▶ _Entries_:

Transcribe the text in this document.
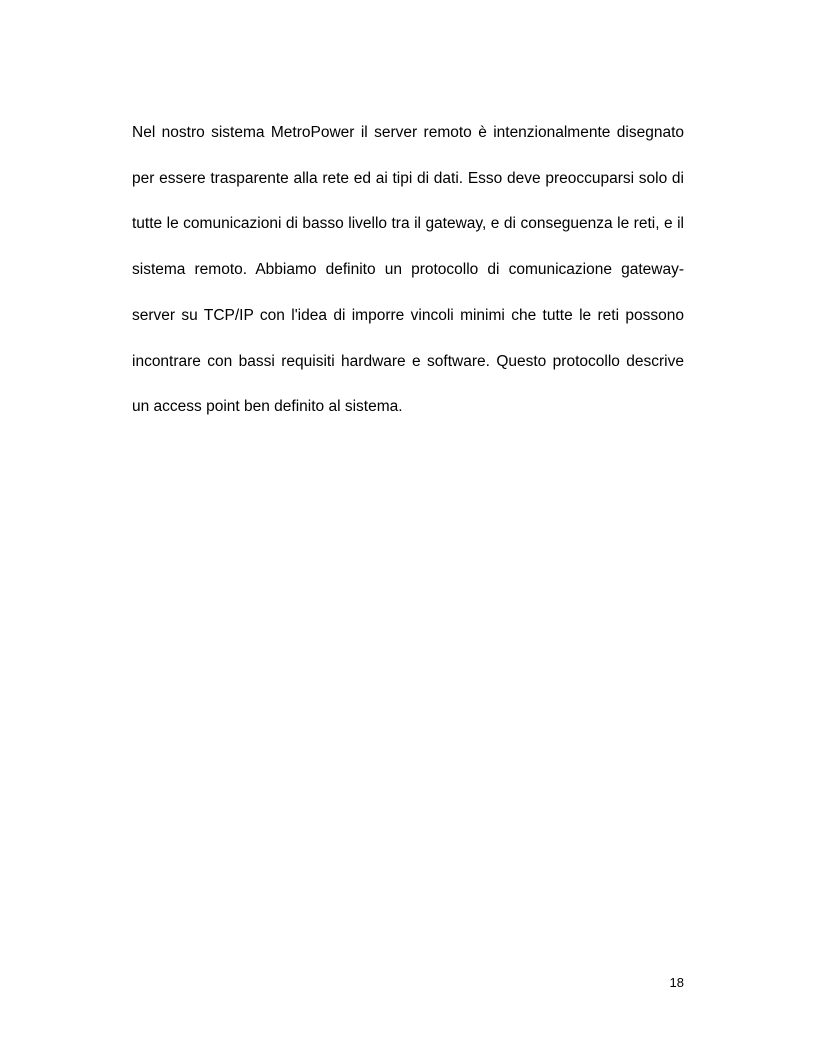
Nel nostro sistema MetroPower il server remoto è intenzionalmente disegnato per essere trasparente alla rete ed ai tipi di dati. Esso deve preoccuparsi solo di tutte le comunicazioni di basso livello tra il gateway, e di conseguenza le reti, e il sistema remoto. Abbiamo definito un protocollo di comunicazione gateway-server su TCP/IP con l'idea di imporre vincoli minimi che tutte le reti possono incontrare con bassi requisiti hardware e software. Questo protocollo descrive un access point ben definito al sistema.

18
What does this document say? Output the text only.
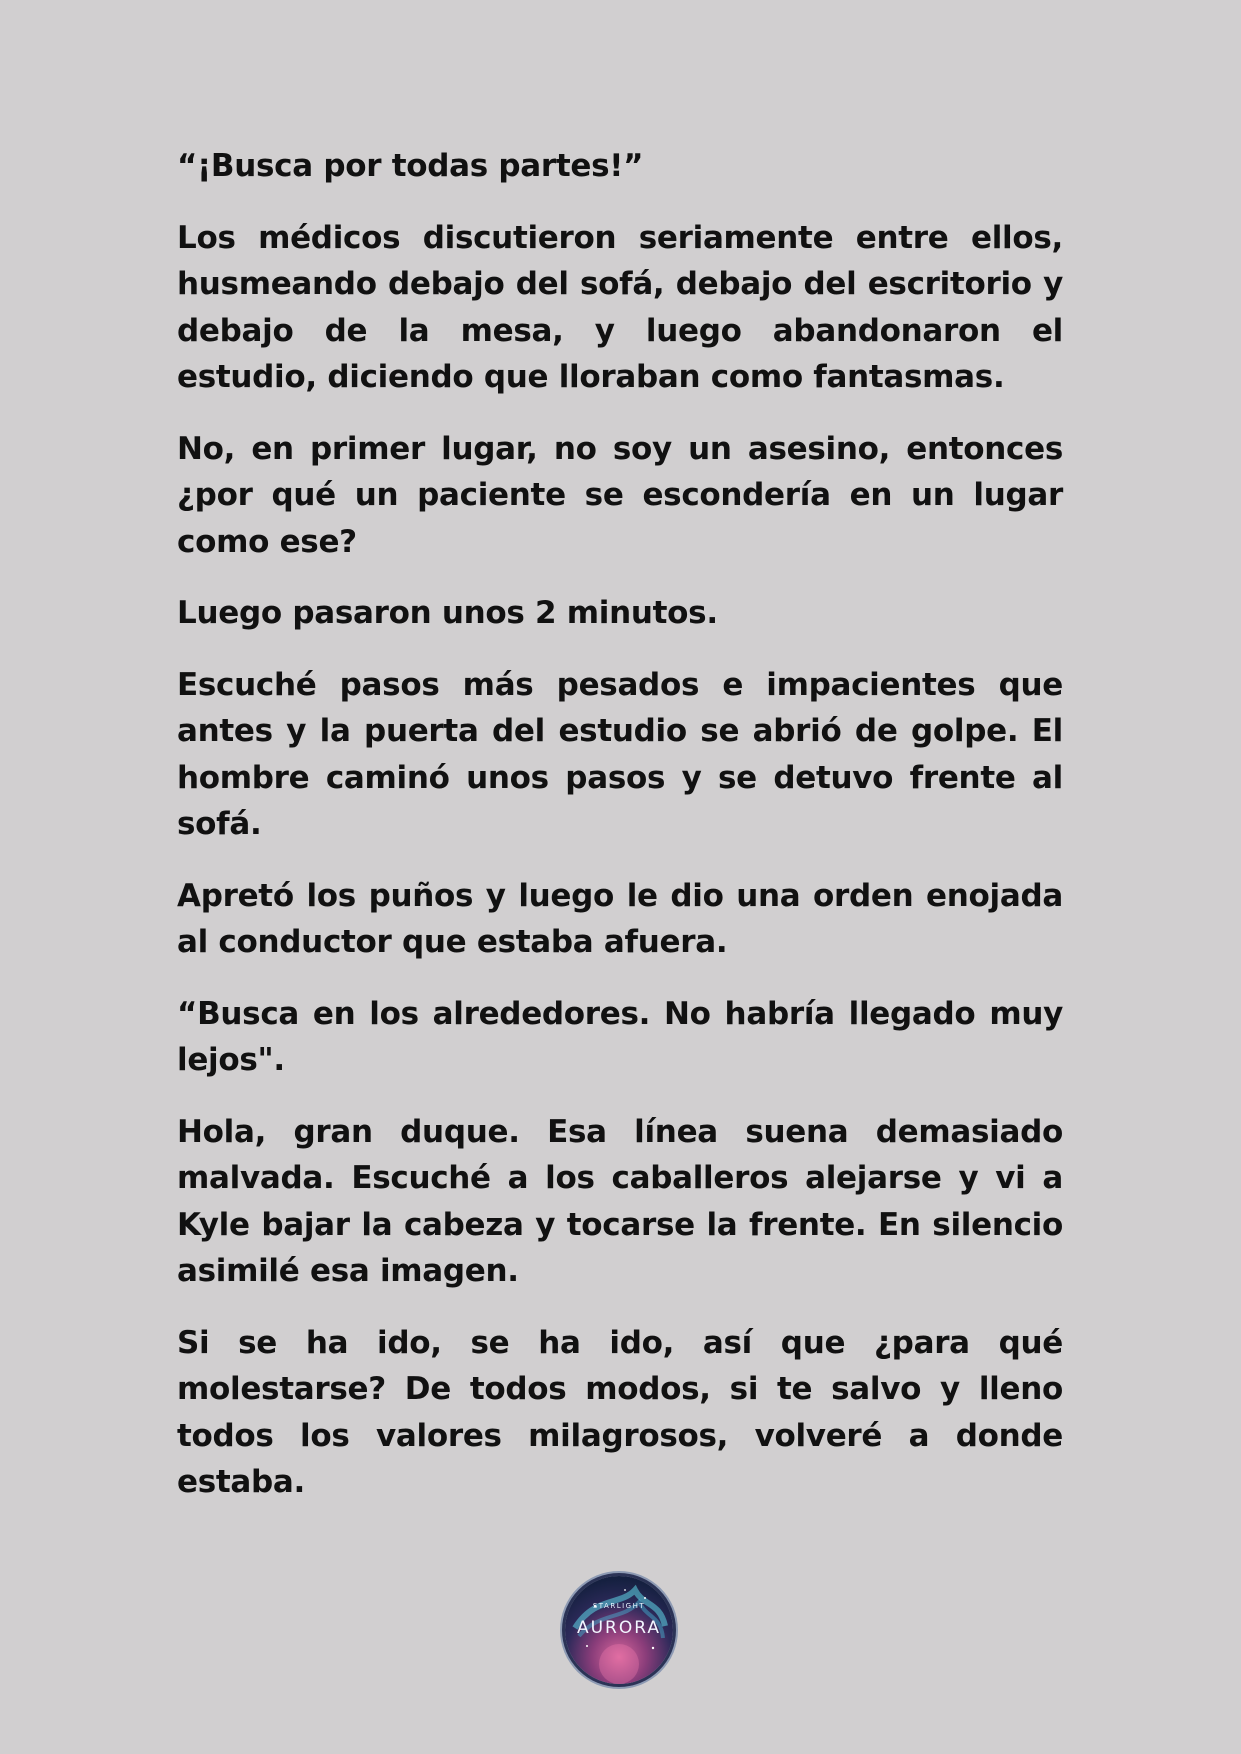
“¡Busca por todas partes!”

Los médicos discutieron seriamente entre ellos, husmeando debajo del sofá, debajo del escritorio y debajo de la mesa, y luego abandonaron el estudio, diciendo que lloraban como fantasmas.

No, en primer lugar, no soy un asesino, entonces ¿por qué un paciente se escondería en un lugar como ese?

Luego pasaron unos 2 minutos.

Escuché pasos más pesados e impacientes que antes y la puerta del estudio se abrió de golpe. El hombre caminó unos pasos y se detuvo frente al sofá.

Apretó los puños y luego le dio una orden enojada al conductor que estaba afuera.

“Busca en los alrededores. No habría llegado muy lejos".

Hola, gran duque. Esa línea suena demasiado malvada. Escuché a los caballeros alejarse y vi a Kyle bajar la cabeza y tocarse la frente. En silencio asimilé esa imagen.

Si se ha ido, se ha ido, así que ¿para qué molestarse? De todos modos, si te salvo y lleno todos los valores milagrosos, volveré a donde estaba.

STARLIGHT
AURORA
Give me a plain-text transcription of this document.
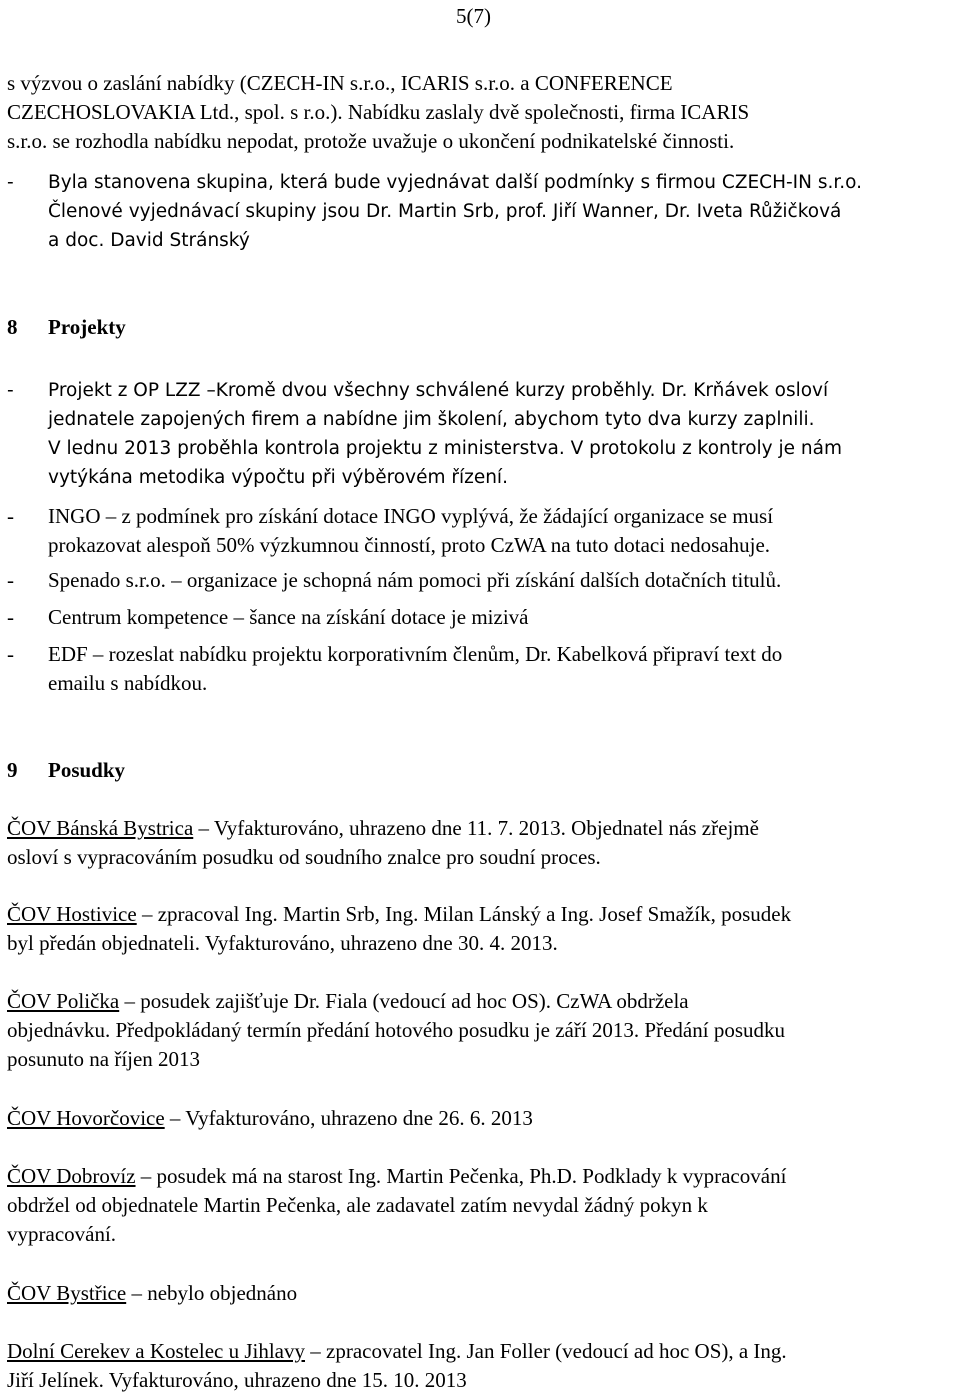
5(7)
s výzvou o zaslání nabídky (CZECH-IN s.r.o., ICARIS s.r.o. a CONFERENCE
CZECHOSLOVAKIA Ltd., spol. s r.o.). Nabídku zaslaly dvě společnosti, firma ICARIS
s.r.o. se rozhodla nabídku nepodat, protože uvažuje o ukončení podnikatelské činnosti.
- Byla stanovena skupina, která bude vyjednávat další podmínky s firmou CZECH-IN s.r.o.
Členové vyjednávací skupiny jsou Dr. Martin Srb, prof. Jiří Wanner, Dr. Iveta Růžičková
a doc. David Stránský
8 Projekty
- Projekt z OP LZZ –Kromě dvou všechny schválené kurzy proběhly. Dr. Krňávek osloví
jednatele zapojených firem a nabídne jim školení, abychom tyto dva kurzy zaplnili.
V lednu 2013 proběhla kontrola projektu z ministerstva. V protokolu z kontroly je nám
vytýkána metodika výpočtu při výběrovém řízení.
- INGO – z podmínek pro získání dotace INGO vyplývá, že žádající organizace se musí
prokazovat alespoň 50% výzkumnou činností, proto CzWA na tuto dotaci nedosahuje.
- Spenado s.r.o. – organizace je schopná nám pomoci při získání dalších dotačních titulů.
- Centrum kompetence – šance na získání dotace je mizivá
- EDF – rozeslat nabídku projektu korporativním členům, Dr. Kabelková připraví text do
emailu s nabídkou.
9 Posudky
ČOV Bánská Bystrica – Vyfakturováno, uhrazeno dne 11. 7. 2013. Objednatel nás zřejmě
osloví s vypracováním posudku od soudního znalce pro soudní proces.
ČOV Hostivice – zpracoval Ing. Martin Srb, Ing. Milan Lánský a Ing. Josef Smažík, posudek
byl předán objednateli. Vyfakturováno, uhrazeno dne 30. 4. 2013.
ČOV Polička – posudek zajišťuje Dr. Fiala (vedoucí ad hoc OS). CzWA obdržela
objednávku. Předpokládaný termín předání hotového posudku je září 2013. Předání posudku
posunuto na říjen 2013
ČOV Hovorčovice – Vyfakturováno, uhrazeno dne 26. 6. 2013
ČOV Dobrovíz – posudek má na starost Ing. Martin Pečenka, Ph.D. Podklady k vypracování
obdržel od objednatele Martin Pečenka, ale zadavatel zatím nevydal žádný pokyn k
vypracování.
ČOV Bystřice – nebylo objednáno
Dolní Cerekev a Kostelec u Jihlavy – zpracovatel Ing. Jan Foller (vedoucí ad hoc OS), a Ing.
Jiří Jelínek. Vyfakturováno, uhrazeno dne 15. 10. 2013
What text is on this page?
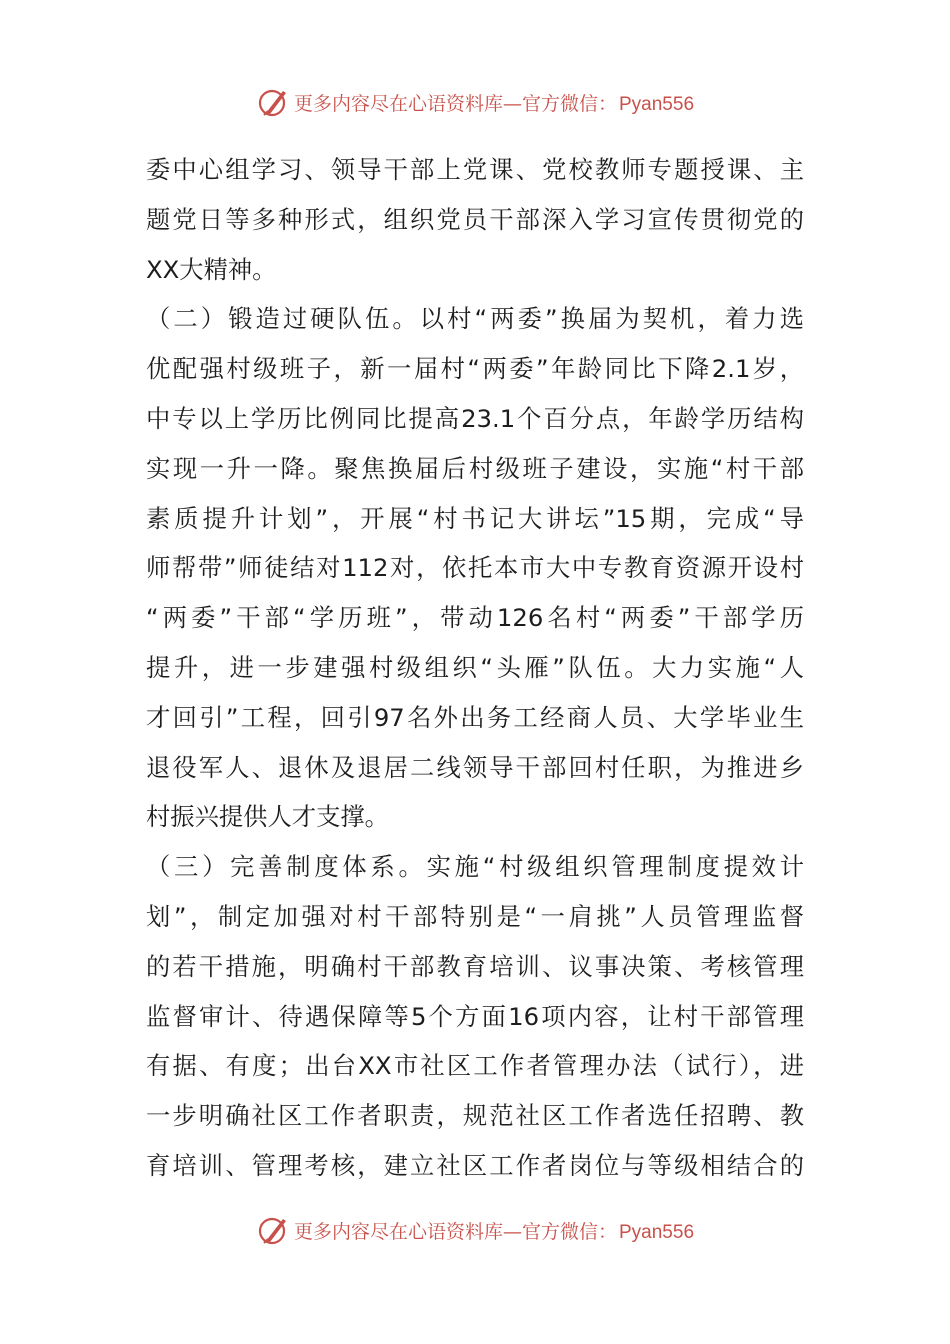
更多内容尽在心语资料库—官方微信： Pyan556
委中心组学习、领导干部上党课、党校教师专题授课、主
题党日等多种形式，组织党员干部深入学习宣传贯彻党的
XX大精神。
（二）锻造过硬队伍。以村“两委”换届为契机，着力选
优配强村级班子，新一届村“两委”年龄同比下降2.1岁，
中专以上学历比例同比提高23.1个百分点，年龄学历结构
实现一升一降。聚焦换届后村级班子建设，实施“村干部
素质提升计划”，开展“村书记大讲坛”15期，完成“导
师帮带”师徒结对112对，依托本市大中专教育资源开设村
“两委”干部“学历班”，带动126名村“两委”干部学历
提升，进一步建强村级组织“头雁”队伍。大力实施“人
才回引”工程，回引97名外出务工经商人员、大学毕业生
退役军人、退休及退居二线领导干部回村任职，为推进乡
村振兴提供人才支撑。
（三）完善制度体系。实施“村级组织管理制度提效计
划”，制定加强对村干部特别是“一肩挑”人员管理监督
的若干措施，明确村干部教育培训、议事决策、考核管理
监督审计、待遇保障等5个方面16项内容，让村干部管理
有据、有度；出台XX市社区工作者管理办法（试行），进
一步明确社区工作者职责，规范社区工作者选任招聘、教
育培训、管理考核，建立社区工作者岗位与等级相结合的
更多内容尽在心语资料库—官方微信： Pyan556
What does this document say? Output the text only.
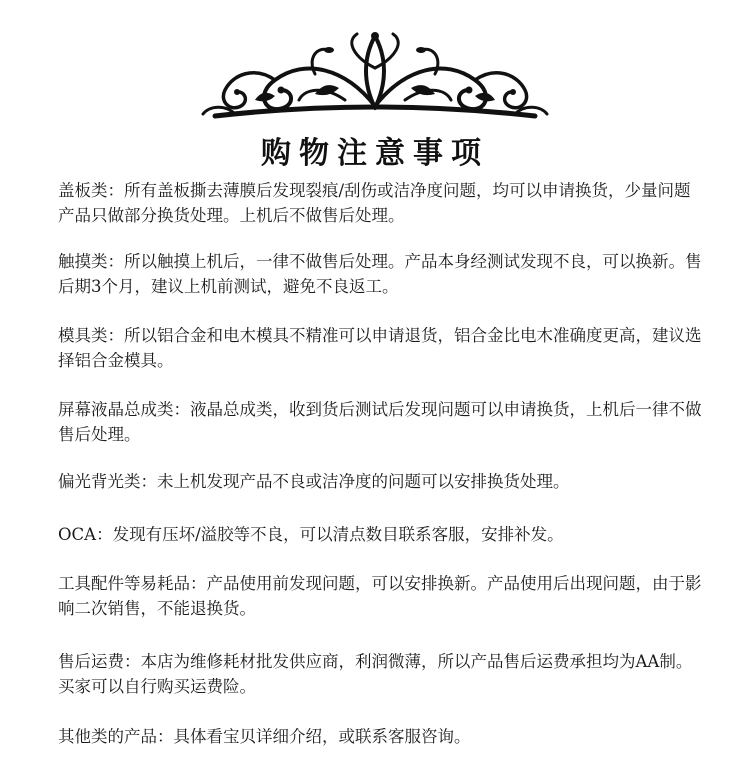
购物注意事项

盖板类：所有盖板撕去薄膜后发现裂痕/刮伤或洁净度问题，均可以申请换货，少量问题产品只做部分换货处理。上机后不做售后处理。

触摸类：所以触摸上机后，一律不做售后处理。产品本身经测试发现不良，可以换新。售后期3个月，建议上机前测试，避免不良返工。

模具类：所以铝合金和电木模具不精准可以申请退货，铝合金比电木准确度更高，建议选择铝合金模具。

屏幕液晶总成类：液晶总成类，收到货后测试后发现问题可以申请换货，上机后一律不做售后处理。

偏光背光类：未上机发现产品不良或洁净度的问题可以安排换货处理。

OCA：发现有压坏/溢胶等不良，可以清点数目联系客服，安排补发。

工具配件等易耗品：产品使用前发现问题，可以安排换新。产品使用后出现问题，由于影响二次销售，不能退换货。

售后运费：本店为维修耗材批发供应商，利润微薄，所以产品售后运费承担均为AA制。买家可以自行购买运费险。

其他类的产品：具体看宝贝详细介绍，或联系客服咨询。
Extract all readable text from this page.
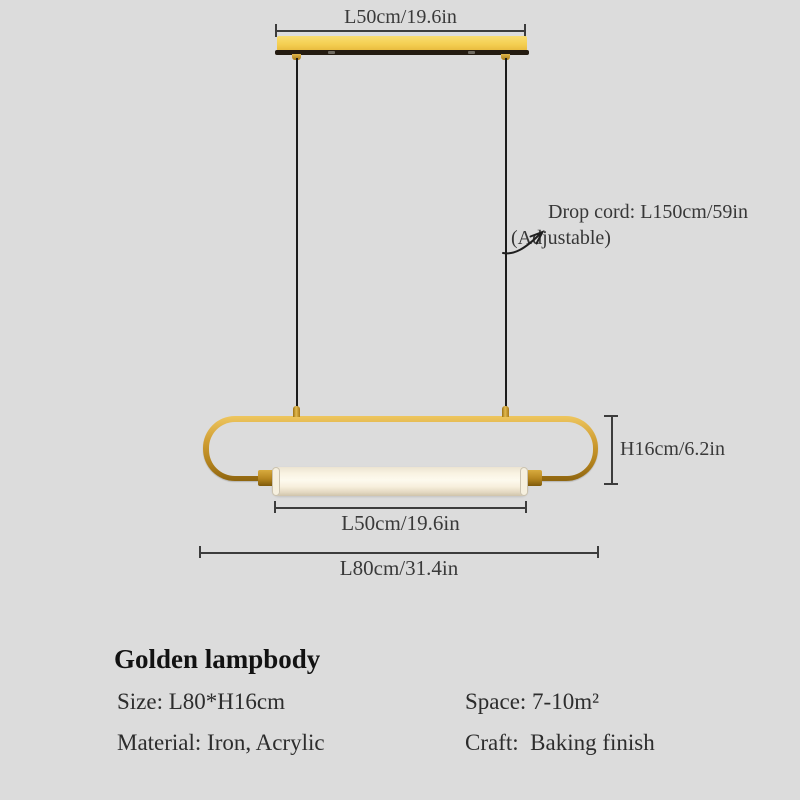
L50cm/19.6in
Drop cord: L150cm/59in
(Adjustable)
H16cm/6.2in
L50cm/19.6in
L80cm/31.4in
Golden lampbody
Size: L80*H16cm	Space: 7-10m²
Material: Iron, Acrylic	Craft:  Baking finish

▶ _Task instructions_: Find the line containing "Extract all readable text from this page." in the listing above. Restate it and every line after it, word for word, through the final line, leaving out the pictures.

▶ _Full solution_:
Extract all readable text from this page.
L50cm/19.6in
Drop cord: L150cm/59in
(Adjustable)
H16cm/6.2in
L50cm/19.6in
L80cm/31.4in
Golden lampbody
Size: L80*H16cm	Space: 7-10m²
Material: Iron, Acrylic	Craft:  Baking finish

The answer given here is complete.